• TASK INSTRUCTIONS: Set down the material once more, exactly as it appears.

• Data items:
────────

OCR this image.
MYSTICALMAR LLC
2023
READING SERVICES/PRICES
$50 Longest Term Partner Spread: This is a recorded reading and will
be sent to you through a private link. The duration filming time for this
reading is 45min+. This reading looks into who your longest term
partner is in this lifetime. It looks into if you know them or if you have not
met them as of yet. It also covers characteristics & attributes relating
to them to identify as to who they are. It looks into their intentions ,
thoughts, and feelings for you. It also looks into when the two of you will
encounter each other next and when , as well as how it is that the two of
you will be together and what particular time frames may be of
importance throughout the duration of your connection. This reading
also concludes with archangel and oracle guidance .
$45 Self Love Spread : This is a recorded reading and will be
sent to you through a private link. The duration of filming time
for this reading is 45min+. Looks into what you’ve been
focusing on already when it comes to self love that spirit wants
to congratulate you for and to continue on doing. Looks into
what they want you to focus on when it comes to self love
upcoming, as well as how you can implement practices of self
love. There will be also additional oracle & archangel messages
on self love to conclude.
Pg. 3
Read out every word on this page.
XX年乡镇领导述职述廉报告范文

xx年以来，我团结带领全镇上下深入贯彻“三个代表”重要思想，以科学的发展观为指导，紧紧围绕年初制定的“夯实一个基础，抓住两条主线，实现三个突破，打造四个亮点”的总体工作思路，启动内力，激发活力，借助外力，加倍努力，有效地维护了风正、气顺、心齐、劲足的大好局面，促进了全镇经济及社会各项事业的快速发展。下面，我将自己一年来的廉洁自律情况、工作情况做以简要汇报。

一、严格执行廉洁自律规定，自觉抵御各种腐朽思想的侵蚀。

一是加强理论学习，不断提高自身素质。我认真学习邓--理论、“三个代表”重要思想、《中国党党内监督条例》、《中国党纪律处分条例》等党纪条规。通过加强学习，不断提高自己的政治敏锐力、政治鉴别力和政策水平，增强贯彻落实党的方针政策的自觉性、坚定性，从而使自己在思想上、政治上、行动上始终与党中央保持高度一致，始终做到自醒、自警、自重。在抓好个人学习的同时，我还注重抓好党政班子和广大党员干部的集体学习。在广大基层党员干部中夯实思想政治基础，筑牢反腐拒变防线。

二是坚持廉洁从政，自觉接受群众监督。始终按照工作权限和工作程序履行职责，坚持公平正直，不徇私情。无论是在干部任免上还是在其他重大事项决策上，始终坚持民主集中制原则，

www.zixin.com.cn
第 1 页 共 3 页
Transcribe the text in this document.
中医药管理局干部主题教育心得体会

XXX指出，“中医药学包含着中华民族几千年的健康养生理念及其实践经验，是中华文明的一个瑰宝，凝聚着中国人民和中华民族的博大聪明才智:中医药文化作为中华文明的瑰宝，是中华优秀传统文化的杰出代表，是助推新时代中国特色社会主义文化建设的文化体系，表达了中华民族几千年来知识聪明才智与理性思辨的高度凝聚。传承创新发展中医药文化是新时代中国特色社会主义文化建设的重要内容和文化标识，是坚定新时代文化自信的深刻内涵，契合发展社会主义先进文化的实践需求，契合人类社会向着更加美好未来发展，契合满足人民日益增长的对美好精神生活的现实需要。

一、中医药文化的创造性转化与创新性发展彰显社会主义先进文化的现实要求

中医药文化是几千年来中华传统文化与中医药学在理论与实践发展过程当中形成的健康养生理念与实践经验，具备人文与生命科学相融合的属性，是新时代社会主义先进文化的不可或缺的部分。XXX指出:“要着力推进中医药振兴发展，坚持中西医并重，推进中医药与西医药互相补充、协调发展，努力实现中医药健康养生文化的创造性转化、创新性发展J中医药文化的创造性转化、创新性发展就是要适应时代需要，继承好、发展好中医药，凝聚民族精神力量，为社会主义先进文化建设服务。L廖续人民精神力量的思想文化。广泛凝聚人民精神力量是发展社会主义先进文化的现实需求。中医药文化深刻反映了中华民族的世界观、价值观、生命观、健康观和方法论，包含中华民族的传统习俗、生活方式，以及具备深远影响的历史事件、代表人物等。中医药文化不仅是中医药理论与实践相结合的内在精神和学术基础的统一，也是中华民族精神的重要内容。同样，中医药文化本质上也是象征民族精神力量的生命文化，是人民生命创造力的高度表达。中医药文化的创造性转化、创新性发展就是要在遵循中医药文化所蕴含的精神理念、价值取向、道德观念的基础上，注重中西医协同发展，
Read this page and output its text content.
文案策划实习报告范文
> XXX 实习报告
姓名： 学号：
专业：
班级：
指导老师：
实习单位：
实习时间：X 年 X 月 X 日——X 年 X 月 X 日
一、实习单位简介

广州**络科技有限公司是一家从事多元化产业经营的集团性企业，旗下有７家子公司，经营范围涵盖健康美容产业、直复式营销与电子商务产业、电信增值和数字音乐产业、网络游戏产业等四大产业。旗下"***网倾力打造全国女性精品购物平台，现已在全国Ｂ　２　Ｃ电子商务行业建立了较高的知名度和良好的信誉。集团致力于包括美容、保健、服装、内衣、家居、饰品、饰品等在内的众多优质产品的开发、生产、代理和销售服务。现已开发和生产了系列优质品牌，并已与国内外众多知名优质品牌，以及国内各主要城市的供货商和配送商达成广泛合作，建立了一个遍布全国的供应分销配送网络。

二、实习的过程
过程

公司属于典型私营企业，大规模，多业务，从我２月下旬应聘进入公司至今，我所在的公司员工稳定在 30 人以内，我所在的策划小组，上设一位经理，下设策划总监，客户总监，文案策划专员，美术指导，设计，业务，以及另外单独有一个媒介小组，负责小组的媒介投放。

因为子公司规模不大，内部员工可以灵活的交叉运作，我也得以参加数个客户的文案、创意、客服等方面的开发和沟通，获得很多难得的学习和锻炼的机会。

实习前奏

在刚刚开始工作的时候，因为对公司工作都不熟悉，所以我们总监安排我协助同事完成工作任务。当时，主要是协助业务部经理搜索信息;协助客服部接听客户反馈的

────────

• ANSWER TO THIS EXERCISE:
OCR this image.
MYSTICALMAR LLC
2023
READING SERVICES/PRICES
$50 Longest Term Partner Spread: This is a recorded reading and will
be sent to you through a private link. The duration filming time for this
reading is 45min+. This reading looks into who your longest term
partner is in this lifetime. It looks into if you know them or if you have not
met them as of yet. It also covers characteristics & attributes relating
to them to identify as to who they are. It looks into their intentions ,
thoughts, and feelings for you. It also looks into when the two of you will
encounter each other next and when , as well as how it is that the two of
you will be together and what particular time frames may be of
importance throughout the duration of your connection. This reading
also concludes with archangel and oracle guidance .
$45 Self Love Spread : This is a recorded reading and will be
sent to you through a private link. The duration of filming time
for this reading is 45min+. Looks into what you’ve been
focusing on already when it comes to self love that spirit wants
to congratulate you for and to continue on doing. Looks into
what they want you to focus on when it comes to self love
upcoming, as well as how you can implement practices of self
love. There will be also additional oracle & archangel messages
on self love to conclude.
Pg. 3
Read out every word on this page.
XX年乡镇领导述职述廉报告范文

xx年以来，我团结带领全镇上下深入贯彻“三个代表”重要思想，以科学的发展观为指导，紧紧围绕年初制定的“夯实一个基础，抓住两条主线，实现三个突破，打造四个亮点”的总体工作思路，启动内力，激发活力，借助外力，加倍努力，有效地维护了风正、气顺、心齐、劲足的大好局面，促进了全镇经济及社会各项事业的快速发展。下面，我将自己一年来的廉洁自律情况、工作情况做以简要汇报。

一、严格执行廉洁自律规定，自觉抵御各种腐朽思想的侵蚀。

一是加强理论学习，不断提高自身素质。我认真学习邓--理论、“三个代表”重要思想、《中国党党内监督条例》、《中国党纪律处分条例》等党纪条规。通过加强学习，不断提高自己的政治敏锐力、政治鉴别力和政策水平，增强贯彻落实党的方针政策的自觉性、坚定性，从而使自己在思想上、政治上、行动上始终与党中央保持高度一致，始终做到自醒、自警、自重。在抓好个人学习的同时，我还注重抓好党政班子和广大党员干部的集体学习。在广大基层党员干部中夯实思想政治基础，筑牢反腐拒变防线。

二是坚持廉洁从政，自觉接受群众监督。始终按照工作权限和工作程序履行职责，坚持公平正直，不徇私情。无论是在干部任免上还是在其他重大事项决策上，始终坚持民主集中制原则，

www.zixin.com.cn
第 1 页 共 3 页
Transcribe the text in this document.
中医药管理局干部主题教育心得体会

XXX指出，“中医药学包含着中华民族几千年的健康养生理念及其实践经验，是中华文明的一个瑰宝，凝聚着中国人民和中华民族的博大聪明才智:中医药文化作为中华文明的瑰宝，是中华优秀传统文化的杰出代表，是助推新时代中国特色社会主义文化建设的文化体系，表达了中华民族几千年来知识聪明才智与理性思辨的高度凝聚。传承创新发展中医药文化是新时代中国特色社会主义文化建设的重要内容和文化标识，是坚定新时代文化自信的深刻内涵，契合发展社会主义先进文化的实践需求，契合人类社会向着更加美好未来发展，契合满足人民日益增长的对美好精神生活的现实需要。

一、中医药文化的创造性转化与创新性发展彰显社会主义先进文化的现实要求

中医药文化是几千年来中华传统文化与中医药学在理论与实践发展过程当中形成的健康养生理念与实践经验，具备人文与生命科学相融合的属性，是新时代社会主义先进文化的不可或缺的部分。XXX指出:“要着力推进中医药振兴发展，坚持中西医并重，推进中医药与西医药互相补充、协调发展，努力实现中医药健康养生文化的创造性转化、创新性发展J中医药文化的创造性转化、创新性发展就是要适应时代需要，继承好、发展好中医药，凝聚民族精神力量，为社会主义先进文化建设服务。L廖续人民精神力量的思想文化。广泛凝聚人民精神力量是发展社会主义先进文化的现实需求。中医药文化深刻反映了中华民族的世界观、价值观、生命观、健康观和方法论，包含中华民族的传统习俗、生活方式，以及具备深远影响的历史事件、代表人物等。中医药文化不仅是中医药理论与实践相结合的内在精神和学术基础的统一，也是中华民族精神的重要内容。同样，中医药文化本质上也是象征民族精神力量的生命文化，是人民生命创造力的高度表达。中医药文化的创造性转化、创新性发展就是要在遵循中医药文化所蕴含的精神理念、价值取向、道德观念的基础上，注重中西医协同发展，
Read this page and output its text content.
文案策划实习报告范文
> XXX 实习报告
姓名： 学号：
专业：
班级：
指导老师：
实习单位：
实习时间：X 年 X 月 X 日——X 年 X 月 X 日
一、实习单位简介

广州**络科技有限公司是一家从事多元化产业经营的集团性企业，旗下有７家子公司，经营范围涵盖健康美容产业、直复式营销与电子商务产业、电信增值和数字音乐产业、网络游戏产业等四大产业。旗下"***网倾力打造全国女性精品购物平台，现已在全国Ｂ　２　Ｃ电子商务行业建立了较高的知名度和良好的信誉。集团致力于包括美容、保健、服装、内衣、家居、饰品、饰品等在内的众多优质产品的开发、生产、代理和销售服务。现已开发和生产了系列优质品牌，并已与国内外众多知名优质品牌，以及国内各主要城市的供货商和配送商达成广泛合作，建立了一个遍布全国的供应分销配送网络。

二、实习的过程
过程

公司属于典型私营企业，大规模，多业务，从我２月下旬应聘进入公司至今，我所在的公司员工稳定在 30 人以内，我所在的策划小组，上设一位经理，下设策划总监，客户总监，文案策划专员，美术指导，设计，业务，以及另外单独有一个媒介小组，负责小组的媒介投放。

因为子公司规模不大，内部员工可以灵活的交叉运作，我也得以参加数个客户的文案、创意、客服等方面的开发和沟通，获得很多难得的学习和锻炼的机会。

实习前奏

在刚刚开始工作的时候，因为对公司工作都不熟悉，所以我们总监安排我协助同事完成工作任务。当时，主要是协助业务部经理搜索信息;协助客服部接听客户反馈的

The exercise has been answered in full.